What is the number of lines in the data holding the word "screenshot"? Give that number by itself.

— begin Exercise data —

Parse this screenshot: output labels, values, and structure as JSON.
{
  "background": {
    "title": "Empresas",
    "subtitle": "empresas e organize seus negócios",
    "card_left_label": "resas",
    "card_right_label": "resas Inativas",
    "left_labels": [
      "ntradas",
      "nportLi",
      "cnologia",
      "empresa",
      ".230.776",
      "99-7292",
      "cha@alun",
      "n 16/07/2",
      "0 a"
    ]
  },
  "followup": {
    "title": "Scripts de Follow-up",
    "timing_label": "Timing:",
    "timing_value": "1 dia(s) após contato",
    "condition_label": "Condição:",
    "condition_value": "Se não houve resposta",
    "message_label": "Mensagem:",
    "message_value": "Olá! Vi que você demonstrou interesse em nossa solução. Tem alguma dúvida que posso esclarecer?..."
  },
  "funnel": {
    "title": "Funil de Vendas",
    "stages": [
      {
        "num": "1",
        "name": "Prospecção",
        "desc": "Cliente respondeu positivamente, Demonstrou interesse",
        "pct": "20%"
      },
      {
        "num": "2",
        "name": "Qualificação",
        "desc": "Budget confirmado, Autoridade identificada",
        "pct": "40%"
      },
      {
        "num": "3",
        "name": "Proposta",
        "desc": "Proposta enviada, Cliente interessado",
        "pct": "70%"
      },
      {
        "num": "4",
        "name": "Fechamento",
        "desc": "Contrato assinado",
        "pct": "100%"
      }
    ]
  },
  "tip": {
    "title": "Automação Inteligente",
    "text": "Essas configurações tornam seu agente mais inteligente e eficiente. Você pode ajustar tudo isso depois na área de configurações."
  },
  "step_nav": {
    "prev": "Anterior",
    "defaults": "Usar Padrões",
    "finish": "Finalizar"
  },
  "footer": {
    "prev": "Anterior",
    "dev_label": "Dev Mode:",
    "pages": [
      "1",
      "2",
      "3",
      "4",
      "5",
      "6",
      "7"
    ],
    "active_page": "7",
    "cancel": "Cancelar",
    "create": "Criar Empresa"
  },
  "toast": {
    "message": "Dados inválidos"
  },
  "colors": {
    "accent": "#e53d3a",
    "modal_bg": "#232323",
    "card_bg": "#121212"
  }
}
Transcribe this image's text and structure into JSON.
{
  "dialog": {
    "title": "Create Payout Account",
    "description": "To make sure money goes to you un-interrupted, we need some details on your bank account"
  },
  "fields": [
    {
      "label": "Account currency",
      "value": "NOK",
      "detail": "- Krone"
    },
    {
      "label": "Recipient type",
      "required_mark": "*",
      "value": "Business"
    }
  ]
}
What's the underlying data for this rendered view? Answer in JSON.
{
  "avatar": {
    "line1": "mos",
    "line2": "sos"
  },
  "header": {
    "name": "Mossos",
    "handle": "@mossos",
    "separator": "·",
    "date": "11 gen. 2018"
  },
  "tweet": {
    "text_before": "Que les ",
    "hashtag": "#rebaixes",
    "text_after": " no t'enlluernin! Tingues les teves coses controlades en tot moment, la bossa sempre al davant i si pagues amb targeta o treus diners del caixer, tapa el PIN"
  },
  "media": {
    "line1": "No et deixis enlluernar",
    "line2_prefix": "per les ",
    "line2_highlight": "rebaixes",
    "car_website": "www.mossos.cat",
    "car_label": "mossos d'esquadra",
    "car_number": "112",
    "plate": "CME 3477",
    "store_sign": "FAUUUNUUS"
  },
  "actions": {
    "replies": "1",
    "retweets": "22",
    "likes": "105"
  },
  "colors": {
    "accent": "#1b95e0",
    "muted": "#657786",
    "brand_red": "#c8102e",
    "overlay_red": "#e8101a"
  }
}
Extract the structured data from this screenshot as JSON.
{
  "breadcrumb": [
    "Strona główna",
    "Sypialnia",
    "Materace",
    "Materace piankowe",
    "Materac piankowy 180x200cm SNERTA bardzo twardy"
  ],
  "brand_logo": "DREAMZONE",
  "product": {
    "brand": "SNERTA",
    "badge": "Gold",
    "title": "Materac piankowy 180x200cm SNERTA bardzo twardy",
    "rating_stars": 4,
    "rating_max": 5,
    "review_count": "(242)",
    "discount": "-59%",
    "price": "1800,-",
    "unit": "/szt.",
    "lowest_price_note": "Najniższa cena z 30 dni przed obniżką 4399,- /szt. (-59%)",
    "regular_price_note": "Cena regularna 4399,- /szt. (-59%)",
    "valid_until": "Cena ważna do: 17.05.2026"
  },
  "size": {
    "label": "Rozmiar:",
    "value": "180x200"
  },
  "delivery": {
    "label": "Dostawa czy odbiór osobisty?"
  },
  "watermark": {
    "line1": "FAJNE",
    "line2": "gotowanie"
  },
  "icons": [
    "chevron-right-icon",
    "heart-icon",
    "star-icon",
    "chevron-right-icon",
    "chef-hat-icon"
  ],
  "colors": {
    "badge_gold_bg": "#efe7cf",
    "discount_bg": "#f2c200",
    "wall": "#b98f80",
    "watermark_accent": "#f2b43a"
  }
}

— end Exercise data —

Solution to this problem ▸ 2